▶ **What you have to do**: Please copy all the lines that follow, word for word.

Entries from a dataset
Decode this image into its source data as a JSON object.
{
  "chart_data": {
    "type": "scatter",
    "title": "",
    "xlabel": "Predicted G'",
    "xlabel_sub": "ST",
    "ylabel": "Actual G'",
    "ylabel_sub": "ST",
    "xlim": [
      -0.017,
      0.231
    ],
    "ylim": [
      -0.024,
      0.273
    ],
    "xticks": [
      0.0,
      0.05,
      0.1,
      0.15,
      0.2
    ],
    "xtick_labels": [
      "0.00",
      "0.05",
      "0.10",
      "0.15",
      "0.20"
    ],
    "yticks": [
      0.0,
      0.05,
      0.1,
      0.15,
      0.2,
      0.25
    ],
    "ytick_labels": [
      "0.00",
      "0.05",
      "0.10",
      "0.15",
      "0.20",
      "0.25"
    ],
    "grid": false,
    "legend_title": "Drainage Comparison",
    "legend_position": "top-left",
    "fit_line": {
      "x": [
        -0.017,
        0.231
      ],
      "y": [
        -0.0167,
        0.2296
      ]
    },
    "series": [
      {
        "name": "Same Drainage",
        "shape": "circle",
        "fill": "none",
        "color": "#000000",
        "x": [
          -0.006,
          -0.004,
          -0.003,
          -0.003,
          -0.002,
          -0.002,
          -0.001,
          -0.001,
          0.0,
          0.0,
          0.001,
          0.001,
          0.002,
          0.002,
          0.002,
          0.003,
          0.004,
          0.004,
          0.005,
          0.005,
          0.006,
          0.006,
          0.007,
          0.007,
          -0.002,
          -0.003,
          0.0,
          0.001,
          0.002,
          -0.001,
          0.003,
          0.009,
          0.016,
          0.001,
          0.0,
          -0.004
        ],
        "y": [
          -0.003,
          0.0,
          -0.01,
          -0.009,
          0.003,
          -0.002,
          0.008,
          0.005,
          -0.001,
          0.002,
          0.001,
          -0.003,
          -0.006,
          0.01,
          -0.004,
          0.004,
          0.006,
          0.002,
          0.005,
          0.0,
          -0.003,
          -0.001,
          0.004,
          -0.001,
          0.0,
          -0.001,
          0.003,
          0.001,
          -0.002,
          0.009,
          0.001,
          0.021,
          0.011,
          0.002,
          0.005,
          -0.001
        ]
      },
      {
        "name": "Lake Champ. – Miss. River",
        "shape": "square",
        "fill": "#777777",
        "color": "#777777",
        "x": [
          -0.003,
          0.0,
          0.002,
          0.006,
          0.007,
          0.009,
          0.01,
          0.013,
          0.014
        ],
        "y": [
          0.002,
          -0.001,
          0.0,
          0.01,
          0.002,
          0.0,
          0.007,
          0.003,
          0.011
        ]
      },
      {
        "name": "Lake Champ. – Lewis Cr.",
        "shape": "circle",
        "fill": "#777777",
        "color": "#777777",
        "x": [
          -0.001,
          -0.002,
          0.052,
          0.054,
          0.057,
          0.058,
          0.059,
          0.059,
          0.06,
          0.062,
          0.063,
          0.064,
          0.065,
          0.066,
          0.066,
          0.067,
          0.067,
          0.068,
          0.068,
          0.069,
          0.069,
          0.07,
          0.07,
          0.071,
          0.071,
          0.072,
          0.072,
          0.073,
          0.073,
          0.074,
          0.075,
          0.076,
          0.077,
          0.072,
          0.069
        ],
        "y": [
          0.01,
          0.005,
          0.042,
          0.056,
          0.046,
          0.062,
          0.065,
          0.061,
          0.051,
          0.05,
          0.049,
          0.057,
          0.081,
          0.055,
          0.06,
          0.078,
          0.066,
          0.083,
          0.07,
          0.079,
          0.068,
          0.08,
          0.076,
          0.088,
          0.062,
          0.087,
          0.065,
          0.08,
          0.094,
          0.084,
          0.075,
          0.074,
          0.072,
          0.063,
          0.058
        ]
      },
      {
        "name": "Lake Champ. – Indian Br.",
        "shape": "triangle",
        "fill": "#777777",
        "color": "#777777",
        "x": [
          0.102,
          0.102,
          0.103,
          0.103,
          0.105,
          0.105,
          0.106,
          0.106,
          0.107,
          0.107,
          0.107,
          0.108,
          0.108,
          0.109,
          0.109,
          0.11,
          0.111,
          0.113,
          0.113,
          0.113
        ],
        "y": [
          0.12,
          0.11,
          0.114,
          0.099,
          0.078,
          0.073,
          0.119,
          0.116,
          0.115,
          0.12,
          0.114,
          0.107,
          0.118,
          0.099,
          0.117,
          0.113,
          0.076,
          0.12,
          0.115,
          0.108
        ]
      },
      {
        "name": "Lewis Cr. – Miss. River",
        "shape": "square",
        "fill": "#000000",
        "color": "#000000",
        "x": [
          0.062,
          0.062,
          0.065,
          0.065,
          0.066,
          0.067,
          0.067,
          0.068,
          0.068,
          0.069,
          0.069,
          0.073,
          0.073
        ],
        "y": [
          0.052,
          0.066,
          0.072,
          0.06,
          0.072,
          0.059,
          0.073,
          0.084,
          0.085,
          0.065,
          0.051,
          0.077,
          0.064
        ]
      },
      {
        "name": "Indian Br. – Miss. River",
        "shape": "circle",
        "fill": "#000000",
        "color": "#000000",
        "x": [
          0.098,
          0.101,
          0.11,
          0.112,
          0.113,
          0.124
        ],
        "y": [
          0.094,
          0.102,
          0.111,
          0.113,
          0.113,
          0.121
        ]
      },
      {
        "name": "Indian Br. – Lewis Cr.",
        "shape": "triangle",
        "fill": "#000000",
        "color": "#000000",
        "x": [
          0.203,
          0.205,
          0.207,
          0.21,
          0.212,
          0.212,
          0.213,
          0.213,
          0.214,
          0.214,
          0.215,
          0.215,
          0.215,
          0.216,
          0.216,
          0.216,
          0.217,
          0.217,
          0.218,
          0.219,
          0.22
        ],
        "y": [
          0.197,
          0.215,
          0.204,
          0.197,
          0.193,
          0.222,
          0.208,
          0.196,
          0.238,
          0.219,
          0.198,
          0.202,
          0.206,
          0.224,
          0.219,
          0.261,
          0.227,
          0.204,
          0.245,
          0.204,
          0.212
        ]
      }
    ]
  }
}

▶ **Answer for the task**:
Decode this image into its source data as a JSON object.
{
  "chart_data": {
    "type": "scatter",
    "title": "",
    "xlabel": "Predicted G'",
    "xlabel_sub": "ST",
    "ylabel": "Actual G'",
    "ylabel_sub": "ST",
    "xlim": [
      -0.017,
      0.231
    ],
    "ylim": [
      -0.024,
      0.273
    ],
    "xticks": [
      0.0,
      0.05,
      0.1,
      0.15,
      0.2
    ],
    "xtick_labels": [
      "0.00",
      "0.05",
      "0.10",
      "0.15",
      "0.20"
    ],
    "yticks": [
      0.0,
      0.05,
      0.1,
      0.15,
      0.2,
      0.25
    ],
    "ytick_labels": [
      "0.00",
      "0.05",
      "0.10",
      "0.15",
      "0.20",
      "0.25"
    ],
    "grid": false,
    "legend_title": "Drainage Comparison",
    "legend_position": "top-left",
    "fit_line": {
      "x": [
        -0.017,
        0.231
      ],
      "y": [
        -0.0167,
        0.2296
      ]
    },
    "series": [
      {
        "name": "Same Drainage",
        "shape": "circle",
        "fill": "none",
        "color": "#000000",
        "x": [
          -0.006,
          -0.004,
          -0.003,
          -0.003,
          -0.002,
          -0.002,
          -0.001,
          -0.001,
          0.0,
          0.0,
          0.001,
          0.001,
          0.002,
          0.002,
          0.002,
          0.003,
          0.004,
          0.004,
          0.005,
          0.005,
          0.006,
          0.006,
          0.007,
          0.007,
          -0.002,
          -0.003,
          0.0,
          0.001,
          0.002,
          -0.001,
          0.003,
          0.009,
          0.016,
          0.001,
          0.0,
          -0.004
        ],
        "y": [
          -0.003,
          0.0,
          -0.01,
          -0.009,
          0.003,
          -0.002,
          0.008,
          0.005,
          -0.001,
          0.002,
          0.001,
          -0.003,
          -0.006,
          0.01,
          -0.004,
          0.004,
          0.006,
          0.002,
          0.005,
          0.0,
          -0.003,
          -0.001,
          0.004,
          -0.001,
          0.0,
          -0.001,
          0.003,
          0.001,
          -0.002,
          0.009,
          0.001,
          0.021,
          0.011,
          0.002,
          0.005,
          -0.001
        ]
      },
      {
        "name": "Lake Champ. – Miss. River",
        "shape": "square",
        "fill": "#777777",
        "color": "#777777",
        "x": [
          -0.003,
          0.0,
          0.002,
          0.006,
          0.007,
          0.009,
          0.01,
          0.013,
          0.014
        ],
        "y": [
          0.002,
          -0.001,
          0.0,
          0.01,
          0.002,
          0.0,
          0.007,
          0.003,
          0.011
        ]
      },
      {
        "name": "Lake Champ. – Lewis Cr.",
        "shape": "circle",
        "fill": "#777777",
        "color": "#777777",
        "x": [
          -0.001,
          -0.002,
          0.052,
          0.054,
          0.057,
          0.058,
          0.059,
          0.059,
          0.06,
          0.062,
          0.063,
          0.064,
          0.065,
          0.066,
          0.066,
          0.067,
          0.067,
          0.068,
          0.068,
          0.069,
          0.069,
          0.07,
          0.07,
          0.071,
          0.071,
          0.072,
          0.072,
          0.073,
          0.073,
          0.074,
          0.075,
          0.076,
          0.077,
          0.072,
          0.069
        ],
        "y": [
          0.01,
          0.005,
          0.042,
          0.056,
          0.046,
          0.062,
          0.065,
          0.061,
          0.051,
          0.05,
          0.049,
          0.057,
          0.081,
          0.055,
          0.06,
          0.078,
          0.066,
          0.083,
          0.07,
          0.079,
          0.068,
          0.08,
          0.076,
          0.088,
          0.062,
          0.087,
          0.065,
          0.08,
          0.094,
          0.084,
          0.075,
          0.074,
          0.072,
          0.063,
          0.058
        ]
      },
      {
        "name": "Lake Champ. – Indian Br.",
        "shape": "triangle",
        "fill": "#777777",
        "color": "#777777",
        "x": [
          0.102,
          0.102,
          0.103,
          0.103,
          0.105,
          0.105,
          0.106,
          0.106,
          0.107,
          0.107,
          0.107,
          0.108,
          0.108,
          0.109,
          0.109,
          0.11,
          0.111,
          0.113,
          0.113,
          0.113
        ],
        "y": [
          0.12,
          0.11,
          0.114,
          0.099,
          0.078,
          0.073,
          0.119,
          0.116,
          0.115,
          0.12,
          0.114,
          0.107,
          0.118,
          0.099,
          0.117,
          0.113,
          0.076,
          0.12,
          0.115,
          0.108
        ]
      },
      {
        "name": "Lewis Cr. – Miss. River",
        "shape": "square",
        "fill": "#000000",
        "color": "#000000",
        "x": [
          0.062,
          0.062,
          0.065,
          0.065,
          0.066,
          0.067,
          0.067,
          0.068,
          0.068,
          0.069,
          0.069,
          0.073,
          0.073
        ],
        "y": [
          0.052,
          0.066,
          0.072,
          0.06,
          0.072,
          0.059,
          0.073,
          0.084,
          0.085,
          0.065,
          0.051,
          0.077,
          0.064
        ]
      },
      {
        "name": "Indian Br. – Miss. River",
        "shape": "circle",
        "fill": "#000000",
        "color": "#000000",
        "x": [
          0.098,
          0.101,
          0.11,
          0.112,
          0.113,
          0.124
        ],
        "y": [
          0.094,
          0.102,
          0.111,
          0.113,
          0.113,
          0.121
        ]
      },
      {
        "name": "Indian Br. – Lewis Cr.",
        "shape": "triangle",
        "fill": "#000000",
        "color": "#000000",
        "x": [
          0.203,
          0.205,
          0.207,
          0.21,
          0.212,
          0.212,
          0.213,
          0.213,
          0.214,
          0.214,
          0.215,
          0.215,
          0.215,
          0.216,
          0.216,
          0.216,
          0.217,
          0.217,
          0.218,
          0.219,
          0.22
        ],
        "y": [
          0.197,
          0.215,
          0.204,
          0.197,
          0.193,
          0.222,
          0.208,
          0.196,
          0.238,
          0.219,
          0.198,
          0.202,
          0.206,
          0.224,
          0.219,
          0.261,
          0.227,
          0.204,
          0.245,
          0.204,
          0.212
        ]
      }
    ]
  }
}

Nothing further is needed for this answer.